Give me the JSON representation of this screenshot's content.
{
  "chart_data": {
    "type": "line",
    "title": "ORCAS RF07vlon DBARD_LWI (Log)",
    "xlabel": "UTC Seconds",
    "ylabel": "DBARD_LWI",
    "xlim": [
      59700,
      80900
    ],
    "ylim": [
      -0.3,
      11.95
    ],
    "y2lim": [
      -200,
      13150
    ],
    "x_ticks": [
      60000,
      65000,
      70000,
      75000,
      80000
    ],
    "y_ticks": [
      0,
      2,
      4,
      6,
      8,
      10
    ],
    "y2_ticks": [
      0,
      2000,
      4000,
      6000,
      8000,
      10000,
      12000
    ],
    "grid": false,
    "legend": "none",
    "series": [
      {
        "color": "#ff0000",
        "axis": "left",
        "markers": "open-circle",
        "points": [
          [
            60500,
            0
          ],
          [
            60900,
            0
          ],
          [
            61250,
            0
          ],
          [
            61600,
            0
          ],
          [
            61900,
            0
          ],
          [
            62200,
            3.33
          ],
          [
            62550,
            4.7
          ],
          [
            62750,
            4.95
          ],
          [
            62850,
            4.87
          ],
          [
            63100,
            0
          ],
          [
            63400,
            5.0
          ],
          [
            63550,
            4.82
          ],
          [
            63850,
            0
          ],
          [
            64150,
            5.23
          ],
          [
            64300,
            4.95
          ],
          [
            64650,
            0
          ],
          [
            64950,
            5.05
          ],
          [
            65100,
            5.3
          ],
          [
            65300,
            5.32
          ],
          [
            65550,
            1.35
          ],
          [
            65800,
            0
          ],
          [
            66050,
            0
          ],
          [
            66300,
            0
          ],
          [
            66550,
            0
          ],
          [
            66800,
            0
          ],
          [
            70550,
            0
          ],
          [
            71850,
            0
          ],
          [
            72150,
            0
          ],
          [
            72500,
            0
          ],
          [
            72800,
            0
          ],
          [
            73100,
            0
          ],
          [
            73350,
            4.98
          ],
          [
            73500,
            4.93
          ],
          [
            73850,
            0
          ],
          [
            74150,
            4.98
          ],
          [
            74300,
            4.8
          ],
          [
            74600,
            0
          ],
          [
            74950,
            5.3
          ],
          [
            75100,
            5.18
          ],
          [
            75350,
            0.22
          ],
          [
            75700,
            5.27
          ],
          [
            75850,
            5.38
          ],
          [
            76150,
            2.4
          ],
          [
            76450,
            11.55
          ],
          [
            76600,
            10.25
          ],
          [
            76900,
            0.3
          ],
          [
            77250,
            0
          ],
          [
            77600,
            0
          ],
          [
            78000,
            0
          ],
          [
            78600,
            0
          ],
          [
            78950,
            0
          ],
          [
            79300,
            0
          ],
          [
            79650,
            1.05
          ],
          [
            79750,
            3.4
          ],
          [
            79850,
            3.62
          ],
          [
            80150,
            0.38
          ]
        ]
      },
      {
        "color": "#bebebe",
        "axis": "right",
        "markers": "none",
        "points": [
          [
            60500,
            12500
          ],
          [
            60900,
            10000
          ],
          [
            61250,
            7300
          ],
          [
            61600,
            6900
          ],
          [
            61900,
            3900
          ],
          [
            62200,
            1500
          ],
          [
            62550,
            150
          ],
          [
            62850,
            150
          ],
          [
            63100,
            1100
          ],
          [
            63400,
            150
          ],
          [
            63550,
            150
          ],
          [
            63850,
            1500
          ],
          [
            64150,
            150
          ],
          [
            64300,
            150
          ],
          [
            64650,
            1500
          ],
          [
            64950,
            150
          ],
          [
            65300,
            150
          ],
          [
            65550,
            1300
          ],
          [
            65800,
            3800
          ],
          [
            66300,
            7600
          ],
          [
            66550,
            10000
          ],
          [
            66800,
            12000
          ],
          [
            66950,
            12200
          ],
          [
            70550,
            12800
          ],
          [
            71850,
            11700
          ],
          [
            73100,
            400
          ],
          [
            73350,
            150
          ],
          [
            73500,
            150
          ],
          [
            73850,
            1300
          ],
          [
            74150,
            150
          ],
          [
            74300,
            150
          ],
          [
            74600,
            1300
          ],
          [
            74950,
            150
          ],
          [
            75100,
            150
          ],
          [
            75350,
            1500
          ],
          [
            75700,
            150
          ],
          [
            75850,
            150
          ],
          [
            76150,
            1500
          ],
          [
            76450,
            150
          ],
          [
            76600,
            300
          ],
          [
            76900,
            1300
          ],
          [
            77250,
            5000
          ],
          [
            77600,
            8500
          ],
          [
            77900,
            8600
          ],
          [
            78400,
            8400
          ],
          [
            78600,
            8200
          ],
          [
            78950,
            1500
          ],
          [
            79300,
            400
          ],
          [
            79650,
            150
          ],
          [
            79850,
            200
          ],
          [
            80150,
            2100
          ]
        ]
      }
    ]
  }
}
..........
The full set of records should be duplicated exactly.

Give me the JSON representation of this screenshot's content.
{
  "chart_data": {
    "type": "line",
    "title": "ORCAS RF07vlon DBARD_LWI (Log)",
    "xlabel": "UTC Seconds",
    "ylabel": "DBARD_LWI",
    "xlim": [
      59700,
      80900
    ],
    "ylim": [
      -0.3,
      11.95
    ],
    "y2lim": [
      -200,
      13150
    ],
    "x_ticks": [
      60000,
      65000,
      70000,
      75000,
      80000
    ],
    "y_ticks": [
      0,
      2,
      4,
      6,
      8,
      10
    ],
    "y2_ticks": [
      0,
      2000,
      4000,
      6000,
      8000,
      10000,
      12000
    ],
    "grid": false,
    "legend": "none",
    "series": [
      {
        "color": "#ff0000",
        "axis": "left",
        "markers": "open-circle",
        "points": [
          [
            60500,
            0
          ],
          [
            60900,
            0
          ],
          [
            61250,
            0
          ],
          [
            61600,
            0
          ],
          [
            61900,
            0
          ],
          [
            62200,
            3.33
          ],
          [
            62550,
            4.7
          ],
          [
            62750,
            4.95
          ],
          [
            62850,
            4.87
          ],
          [
            63100,
            0
          ],
          [
            63400,
            5.0
          ],
          [
            63550,
            4.82
          ],
          [
            63850,
            0
          ],
          [
            64150,
            5.23
          ],
          [
            64300,
            4.95
          ],
          [
            64650,
            0
          ],
          [
            64950,
            5.05
          ],
          [
            65100,
            5.3
          ],
          [
            65300,
            5.32
          ],
          [
            65550,
            1.35
          ],
          [
            65800,
            0
          ],
          [
            66050,
            0
          ],
          [
            66300,
            0
          ],
          [
            66550,
            0
          ],
          [
            66800,
            0
          ],
          [
            70550,
            0
          ],
          [
            71850,
            0
          ],
          [
            72150,
            0
          ],
          [
            72500,
            0
          ],
          [
            72800,
            0
          ],
          [
            73100,
            0
          ],
          [
            73350,
            4.98
          ],
          [
            73500,
            4.93
          ],
          [
            73850,
            0
          ],
          [
            74150,
            4.98
          ],
          [
            74300,
            4.8
          ],
          [
            74600,
            0
          ],
          [
            74950,
            5.3
          ],
          [
            75100,
            5.18
          ],
          [
            75350,
            0.22
          ],
          [
            75700,
            5.27
          ],
          [
            75850,
            5.38
          ],
          [
            76150,
            2.4
          ],
          [
            76450,
            11.55
          ],
          [
            76600,
            10.25
          ],
          [
            76900,
            0.3
          ],
          [
            77250,
            0
          ],
          [
            77600,
            0
          ],
          [
            78000,
            0
          ],
          [
            78600,
            0
          ],
          [
            78950,
            0
          ],
          [
            79300,
            0
          ],
          [
            79650,
            1.05
          ],
          [
            79750,
            3.4
          ],
          [
            79850,
            3.62
          ],
          [
            80150,
            0.38
          ]
        ]
      },
      {
        "color": "#bebebe",
        "axis": "right",
        "markers": "none",
        "points": [
          [
            60500,
            12500
          ],
          [
            60900,
            10000
          ],
          [
            61250,
            7300
          ],
          [
            61600,
            6900
          ],
          [
            61900,
            3900
          ],
          [
            62200,
            1500
          ],
          [
            62550,
            150
          ],
          [
            62850,
            150
          ],
          [
            63100,
            1100
          ],
          [
            63400,
            150
          ],
          [
            63550,
            150
          ],
          [
            63850,
            1500
          ],
          [
            64150,
            150
          ],
          [
            64300,
            150
          ],
          [
            64650,
            1500
          ],
          [
            64950,
            150
          ],
          [
            65300,
            150
          ],
          [
            65550,
            1300
          ],
          [
            65800,
            3800
          ],
          [
            66300,
            7600
          ],
          [
            66550,
            10000
          ],
          [
            66800,
            12000
          ],
          [
            66950,
            12200
          ],
          [
            70550,
            12800
          ],
          [
            71850,
            11700
          ],
          [
            73100,
            400
          ],
          [
            73350,
            150
          ],
          [
            73500,
            150
          ],
          [
            73850,
            1300
          ],
          [
            74150,
            150
          ],
          [
            74300,
            150
          ],
          [
            74600,
            1300
          ],
          [
            74950,
            150
          ],
          [
            75100,
            150
          ],
          [
            75350,
            1500
          ],
          [
            75700,
            150
          ],
          [
            75850,
            150
          ],
          [
            76150,
            1500
          ],
          [
            76450,
            150
          ],
          [
            76600,
            300
          ],
          [
            76900,
            1300
          ],
          [
            77250,
            5000
          ],
          [
            77600,
            8500
          ],
          [
            77900,
            8600
          ],
          [
            78400,
            8400
          ],
          [
            78600,
            8200
          ],
          [
            78950,
            1500
          ],
          [
            79300,
            400
          ],
          [
            79650,
            150
          ],
          [
            79850,
            200
          ],
          [
            80150,
            2100
          ]
        ]
      }
    ]
  }
}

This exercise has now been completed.